## GOAL OF THE EXERCISE
Exactly reproduce all the records, keeping pictures out of the copy.

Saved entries
⟨

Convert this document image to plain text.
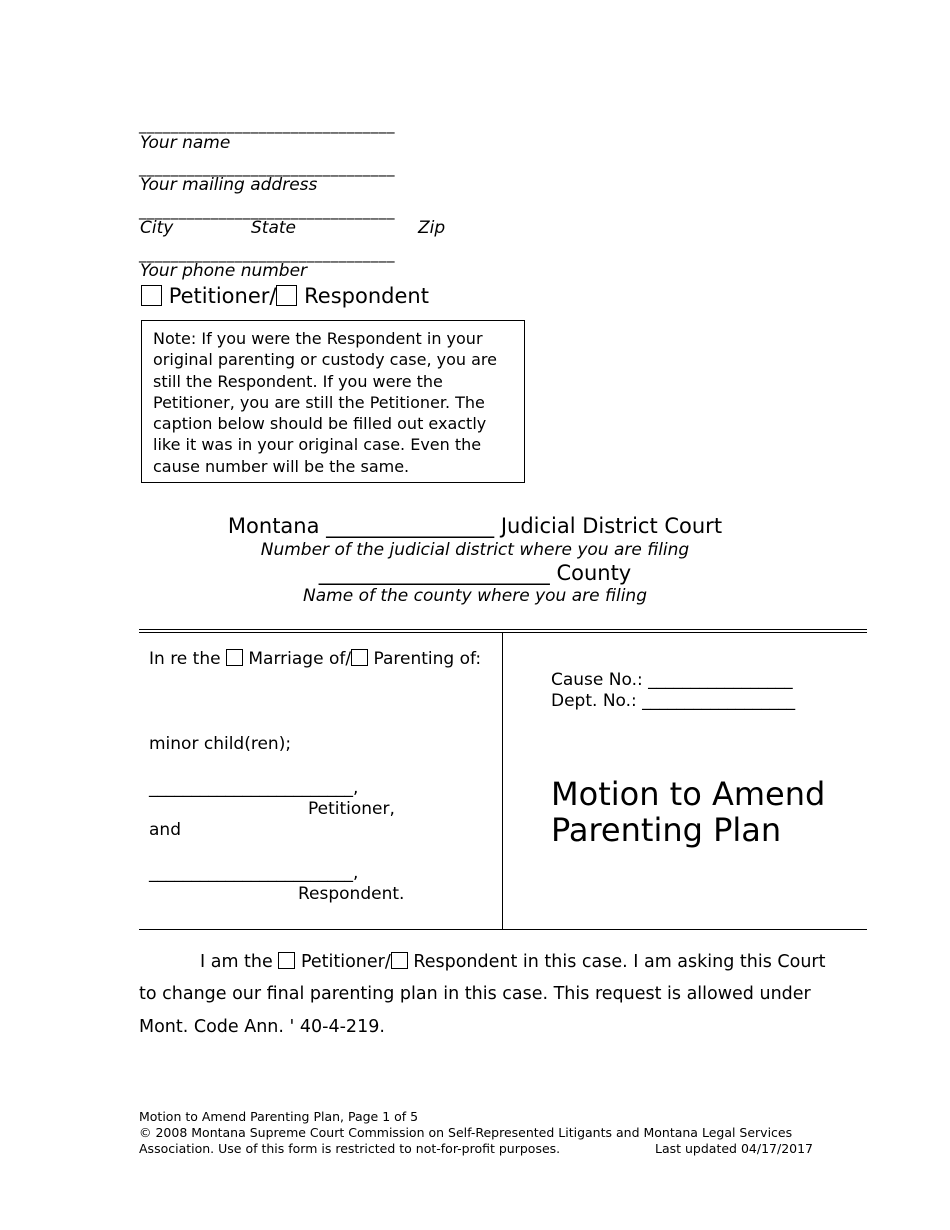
________________________________
Your name
________________________________
Your mailing address
________________________________
City	State	Zip
________________________________
Your phone number
Petitioner/ Respondent
Note: If you were the Respondent in your
original parenting or custody case, you are
still the Respondent. If you were the
Petitioner, you are still the Petitioner. The
caption below should be filled out exactly
like it was in your original case. Even the
cause number will be the same.
Montana ________________ Judicial District Court
Number of the judicial district where you are filing
______________________ County
Name of the county where you are filing
In re the Marriage of/ Parenting of:
minor child(ren);
________________________,
Petitioner,
and
________________________,
Respondent.
Cause No.: _________________
Dept. No.: __________________
Motion to Amend
Parenting Plan
I am the Petitioner/ Respondent in this case. I am asking this Court
to change our final parenting plan in this case. This request is allowed under
Mont. Code Ann. ' 40-4-219.
Motion to Amend Parenting Plan, Page 1 of 5
© 2008 Montana Supreme Court Commission on Self-Represented Litigants and Montana Legal Services
Association. Use of this form is restricted to not-for-profit purposes.	Last updated 04/17/2017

⟩

## RESULT OF THE EXERCISE
Convert this document image to plain text.
________________________________
Your name
________________________________
Your mailing address
________________________________
City	State	Zip
________________________________
Your phone number
Petitioner/ Respondent
Note: If you were the Respondent in your
original parenting or custody case, you are
still the Respondent. If you were the
Petitioner, you are still the Petitioner. The
caption below should be filled out exactly
like it was in your original case. Even the
cause number will be the same.
Montana ________________ Judicial District Court
Number of the judicial district where you are filing
______________________ County
Name of the county where you are filing
In re the Marriage of/ Parenting of:
minor child(ren);
________________________,
Petitioner,
and
________________________,
Respondent.
Cause No.: _________________
Dept. No.: __________________
Motion to Amend
Parenting Plan
I am the Petitioner/ Respondent in this case. I am asking this Court
to change our final parenting plan in this case. This request is allowed under
Mont. Code Ann. ' 40-4-219.
Motion to Amend Parenting Plan, Page 1 of 5
© 2008 Montana Supreme Court Commission on Self-Represented Litigants and Montana Legal Services
Association. Use of this form is restricted to not-for-profit purposes.	Last updated 04/17/2017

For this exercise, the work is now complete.